### What the exercise asks
Drop every picture, then transcribe the remaining data exactly.

### Task material

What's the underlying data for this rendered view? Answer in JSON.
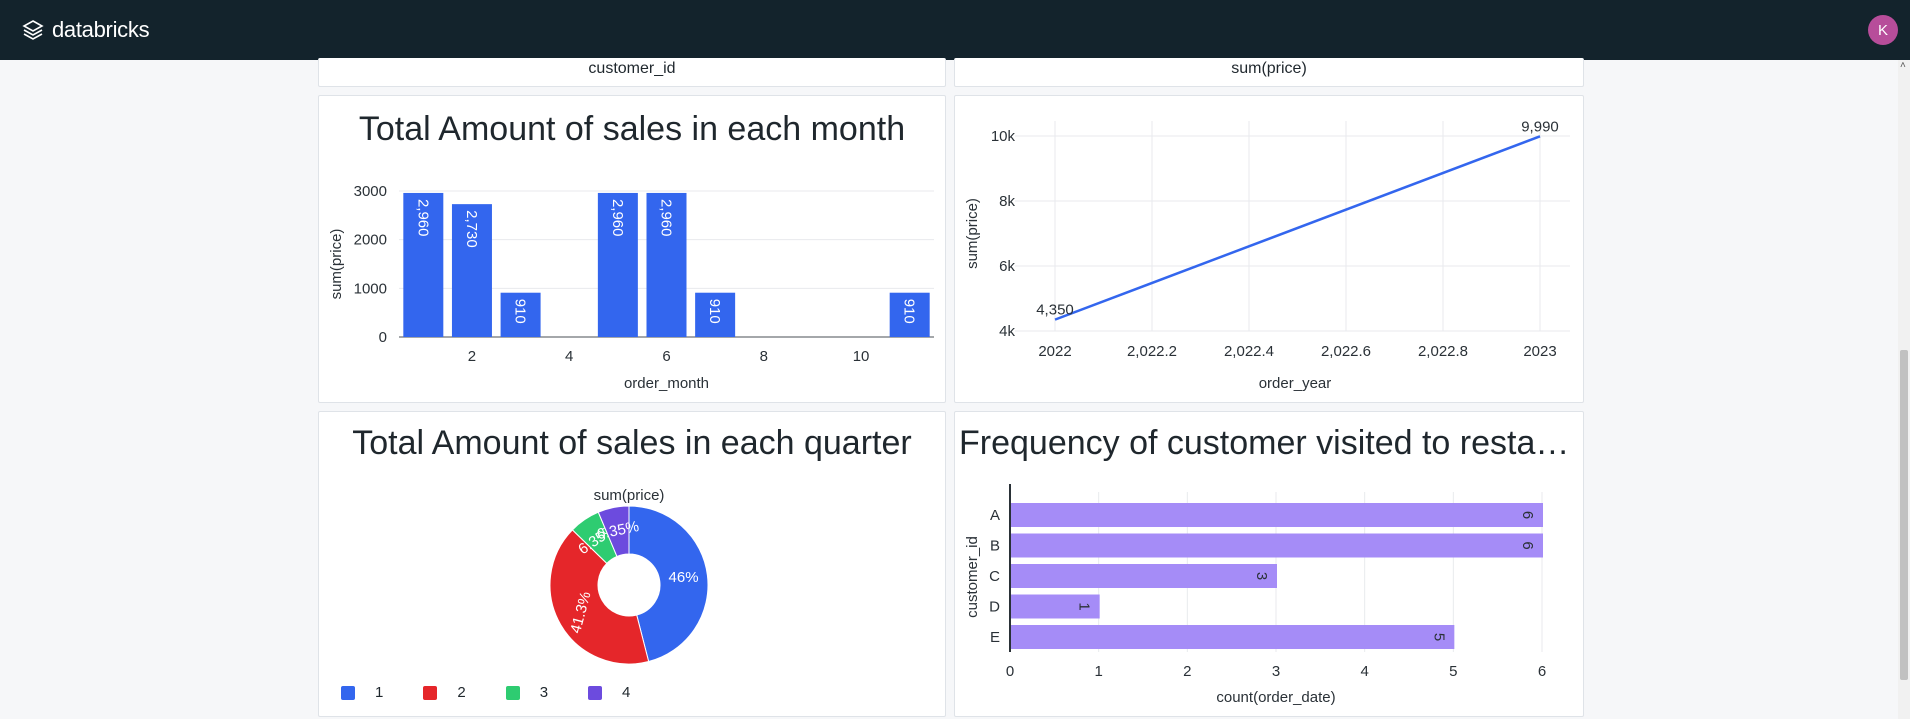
{
  "app": {
    "logo_text": "databricks",
    "user_initial": "K"
  },
  "top_strip": {
    "left_label": "customer_id",
    "right_label": "sum(price)"
  },
  "colors": {
    "blue": "#3366ee",
    "red": "#e5262a",
    "green": "#2ecc71",
    "purple": "#6c4bde",
    "lavender": "#a58cf7"
  },
  "charts": [
    {
      "type": "bar",
      "title": "Total Amount of sales in each month",
      "xlabel": "order_month",
      "ylabel": "sum(price)",
      "x": [
        1,
        2,
        3,
        5,
        6,
        7,
        11
      ],
      "values": [
        2960,
        2730,
        910,
        2960,
        2960,
        910,
        910
      ],
      "data_labels": [
        "2,960",
        "2,730",
        "910",
        "2,960",
        "2,960",
        "910",
        "910"
      ],
      "xticks": [
        "2",
        "4",
        "6",
        "8",
        "10"
      ],
      "yticks": [
        "0",
        "1000",
        "2000",
        "3000"
      ],
      "ylim": [
        0,
        3000
      ]
    },
    {
      "type": "line",
      "title": "",
      "xlabel": "order_year",
      "ylabel": "sum(price)",
      "x": [
        2022,
        2023
      ],
      "values": [
        4350,
        9990
      ],
      "data_labels": [
        "4,350",
        "9,990"
      ],
      "xticks": [
        "2022",
        "2,022.2",
        "2,022.4",
        "2,022.6",
        "2,022.8",
        "2023"
      ],
      "yticks": [
        "4k",
        "6k",
        "8k",
        "10k"
      ],
      "ylim": [
        4000,
        10000
      ]
    },
    {
      "type": "pie",
      "title": "Total Amount of sales in each quarter",
      "series_label": "sum(price)",
      "categories": [
        "1",
        "2",
        "3",
        "4"
      ],
      "values": [
        46,
        41.3,
        6.35,
        6.35
      ],
      "data_labels": [
        "46%",
        "41.3%",
        "6.35%",
        "6.35%"
      ]
    },
    {
      "type": "bar",
      "orientation": "horizontal",
      "title": "Frequency of customer visited to restaur…",
      "xlabel": "count(order_date)",
      "ylabel": "customer_id",
      "categories": [
        "A",
        "B",
        "C",
        "D",
        "E"
      ],
      "values": [
        6,
        6,
        3,
        1,
        5
      ],
      "data_labels": [
        "6",
        "6",
        "3",
        "1",
        "5"
      ],
      "xticks": [
        "0",
        "1",
        "2",
        "3",
        "4",
        "5",
        "6"
      ],
      "xlim": [
        0,
        6
      ]
    }
  ]
}
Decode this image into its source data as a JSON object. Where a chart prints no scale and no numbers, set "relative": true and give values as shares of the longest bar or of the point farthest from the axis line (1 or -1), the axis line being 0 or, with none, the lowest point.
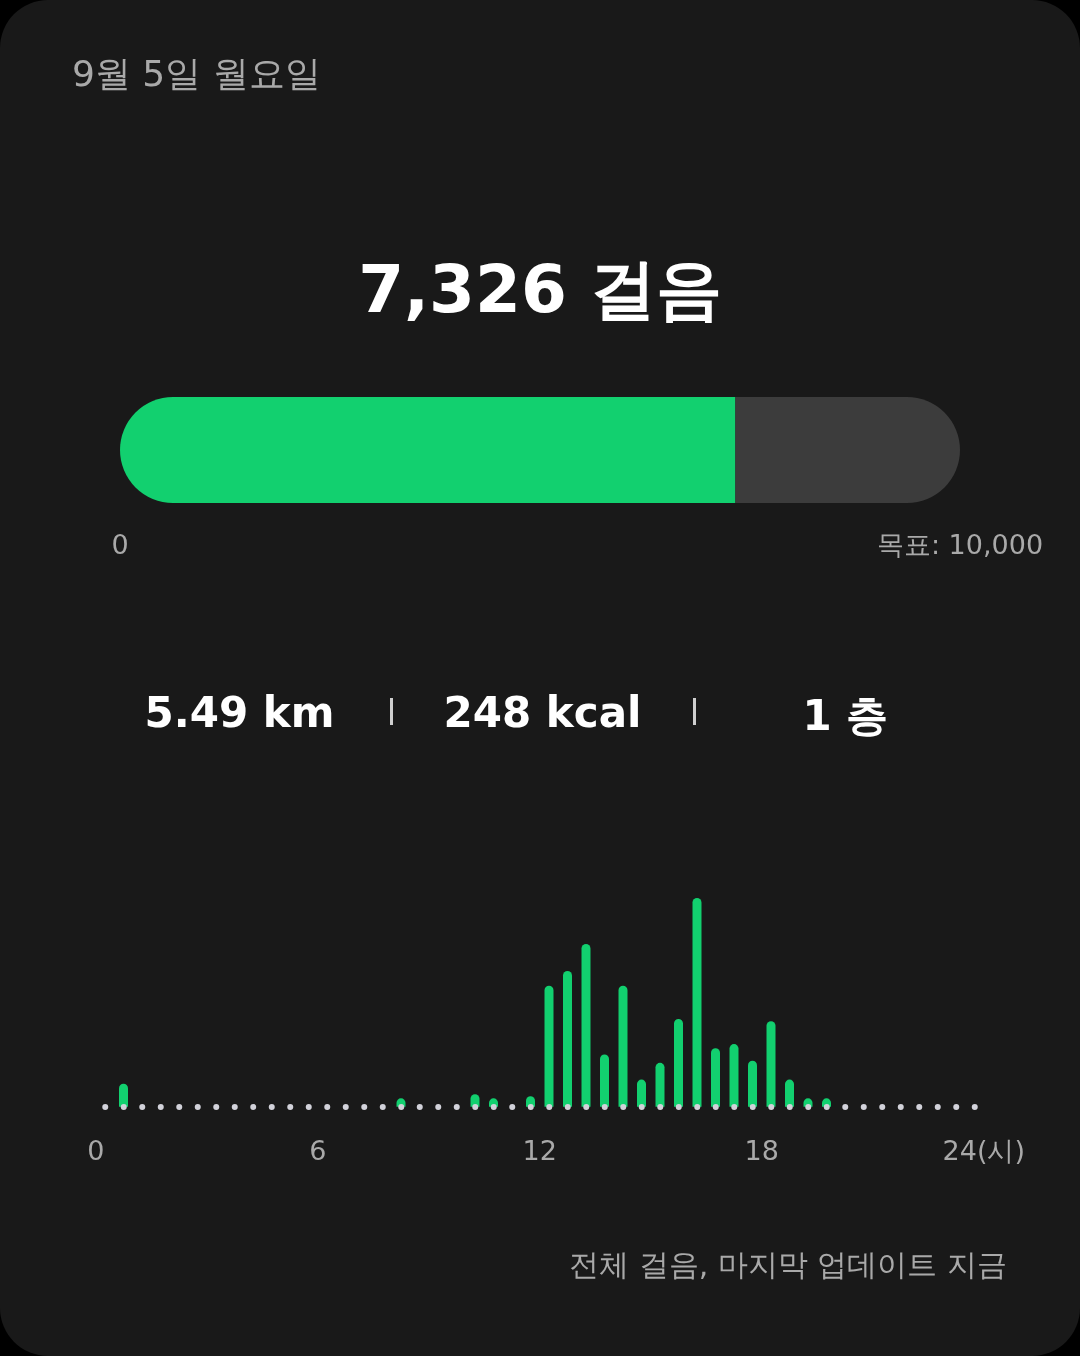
{
  "chart_data": [
    {
      "type": "bar",
      "title": "9월 5일 월요일",
      "subtitle": "7,326 걸음",
      "orientation": "horizontal",
      "stacked": true,
      "categories": [
        null
      ],
      "series": [
        {
          "color": "#12d06f",
          "values": [
            7326
          ]
        },
        {
          "color": "#3c3c3c",
          "values": [
            2674
          ]
        }
      ],
      "xlim": [
        0,
        10000
      ],
      "xticks": [
        0,
        {
          "value": 10000,
          "label": "목표: 10,000"
        }
      ]
    },
    {
      "type": "other",
      "annotations": [
        "5.49 km",
        "248 kcal",
        "1 층"
      ]
    },
    {
      "type": "bar",
      "relative": true,
      "color": "#12d06f",
      "x": [
        0.25,
        0.75,
        1.25,
        1.75,
        2.25,
        2.75,
        3.25,
        3.75,
        4.25,
        4.75,
        5.25,
        5.75,
        6.25,
        6.75,
        7.25,
        7.75,
        8.25,
        8.75,
        9.25,
        9.75,
        10.25,
        10.75,
        11.25,
        11.75,
        12.25,
        12.75,
        13.25,
        13.75,
        14.25,
        14.75,
        15.25,
        15.75,
        16.25,
        16.75,
        17.25,
        17.75,
        18.25,
        18.75,
        19.25,
        19.75,
        20.25,
        20.75,
        21.25,
        21.75,
        22.25,
        22.75,
        23.25,
        23.75
      ],
      "values": [
        0,
        0.11,
        0,
        0,
        0,
        0,
        0,
        0,
        0,
        0,
        0,
        0,
        0,
        0,
        0,
        0,
        0.04,
        0,
        0,
        0,
        0.06,
        0.04,
        0,
        0.05,
        0.58,
        0.65,
        0.78,
        0.25,
        0.58,
        0.13,
        0.21,
        0.42,
        1,
        0.28,
        0.3,
        0.22,
        0.41,
        0.13,
        0.04,
        0.04,
        0,
        0,
        0,
        0,
        0,
        0,
        0,
        0
      ],
      "xlim": [
        0,
        24
      ],
      "xticks": [
        0,
        6,
        12,
        18,
        {
          "value": 24,
          "label": "24(시)"
        }
      ],
      "ref_lines": [
        {
          "axis": "y",
          "value": 0,
          "color": "#d2d2da",
          "line_style": "dotted"
        }
      ],
      "annotations": [
        "전체 걸음, 마지막 업데이트 지금"
      ]
    }
  ]
}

### Written response
What's the underlying data for this rendered view? Answer in JSON.
{
  "app": {
    "logo_text": "databricks",
    "user_initial": "K"
  },
  "top_strip": {
    "left_label": "customer_id",
    "right_label": "sum(price)"
  },
  "colors": {
    "blue": "#3366ee",
    "red": "#e5262a",
    "green": "#2ecc71",
    "purple": "#6c4bde",
    "lavender": "#a58cf7"
  },
  "charts": [
    {
      "type": "bar",
      "title": "Total Amount of sales in each month",
      "xlabel": "order_month",
      "ylabel": "sum(price)",
      "x": [
        1,
        2,
        3,
        5,
        6,
        7,
        11
      ],
      "values": [
        2960,
        2730,
        910,
        2960,
        2960,
        910,
        910
      ],
      "data_labels": [
        "2,960",
        "2,730",
        "910",
        "2,960",
        "2,960",
        "910",
        "910"
      ],
      "xticks": [
        "2",
        "4",
        "6",
        "8",
        "10"
      ],
      "yticks": [
        "0",
        "1000",
        "2000",
        "3000"
      ],
      "ylim": [
        0,
        3000
      ]
    },
    {
      "type": "line",
      "title": "",
      "xlabel": "order_year",
      "ylabel": "sum(price)",
      "x": [
        2022,
        2023
      ],
      "values": [
        4350,
        9990
      ],
      "data_labels": [
        "4,350",
        "9,990"
      ],
      "xticks": [
        "2022",
        "2,022.2",
        "2,022.4",
        "2,022.6",
        "2,022.8",
        "2023"
      ],
      "yticks": [
        "4k",
        "6k",
        "8k",
        "10k"
      ],
      "ylim": [
        4000,
        10000
      ]
    },
    {
      "type": "pie",
      "title": "Total Amount of sales in each quarter",
      "series_label": "sum(price)",
      "categories": [
        "1",
        "2",
        "3",
        "4"
      ],
      "values": [
        46,
        41.3,
        6.35,
        6.35
      ],
      "data_labels": [
        "46%",
        "41.3%",
        "6.35%",
        "6.35%"
      ]
    },
    {
      "type": "bar",
      "orientation": "horizontal",
      "title": "Frequency of customer visited to restaur…",
      "xlabel": "count(order_date)",
      "ylabel": "customer_id",
      "categories": [
        "A",
        "B",
        "C",
        "D",
        "E"
      ],
      "values": [
        6,
        6,
        3,
        1,
        5
      ],
      "data_labels": [
        "6",
        "6",
        "3",
        "1",
        "5"
      ],
      "xticks": [
        "0",
        "1",
        "2",
        "3",
        "4",
        "5",
        "6"
      ],
      "xlim": [
        0,
        6
      ]
    }
  ]
}
Decode this image into its source data as a JSON object. Where a chart prints no scale and no numbers, set "relative": true and give values as shares of the longest bar or of the point farthest from the axis line (1 or -1), the axis line being 0 or, with none, the lowest point.
{
  "chart_data": [
    {
      "type": "bar",
      "title": "9월 5일 월요일",
      "subtitle": "7,326 걸음",
      "orientation": "horizontal",
      "stacked": true,
      "categories": [
        null
      ],
      "series": [
        {
          "color": "#12d06f",
          "values": [
            7326
          ]
        },
        {
          "color": "#3c3c3c",
          "values": [
            2674
          ]
        }
      ],
      "xlim": [
        0,
        10000
      ],
      "xticks": [
        0,
        {
          "value": 10000,
          "label": "목표: 10,000"
        }
      ]
    },
    {
      "type": "other",
      "annotations": [
        "5.49 km",
        "248 kcal",
        "1 층"
      ]
    },
    {
      "type": "bar",
      "relative": true,
      "color": "#12d06f",
      "x": [
        0.25,
        0.75,
        1.25,
        1.75,
        2.25,
        2.75,
        3.25,
        3.75,
        4.25,
        4.75,
        5.25,
        5.75,
        6.25,
        6.75,
        7.25,
        7.75,
        8.25,
        8.75,
        9.25,
        9.75,
        10.25,
        10.75,
        11.25,
        11.75,
        12.25,
        12.75,
        13.25,
        13.75,
        14.25,
        14.75,
        15.25,
        15.75,
        16.25,
        16.75,
        17.25,
        17.75,
        18.25,
        18.75,
        19.25,
        19.75,
        20.25,
        20.75,
        21.25,
        21.75,
        22.25,
        22.75,
        23.25,
        23.75
      ],
      "values": [
        0,
        0.11,
        0,
        0,
        0,
        0,
        0,
        0,
        0,
        0,
        0,
        0,
        0,
        0,
        0,
        0,
        0.04,
        0,
        0,
        0,
        0.06,
        0.04,
        0,
        0.05,
        0.58,
        0.65,
        0.78,
        0.25,
        0.58,
        0.13,
        0.21,
        0.42,
        1,
        0.28,
        0.3,
        0.22,
        0.41,
        0.13,
        0.04,
        0.04,
        0,
        0,
        0,
        0,
        0,
        0,
        0,
        0
      ],
      "xlim": [
        0,
        24
      ],
      "xticks": [
        0,
        6,
        12,
        18,
        {
          "value": 24,
          "label": "24(시)"
        }
      ],
      "ref_lines": [
        {
          "axis": "y",
          "value": 0,
          "color": "#d2d2da",
          "line_style": "dotted"
        }
      ],
      "annotations": [
        "전체 걸음, 마지막 업데이트 지금"
      ]
    }
  ]
}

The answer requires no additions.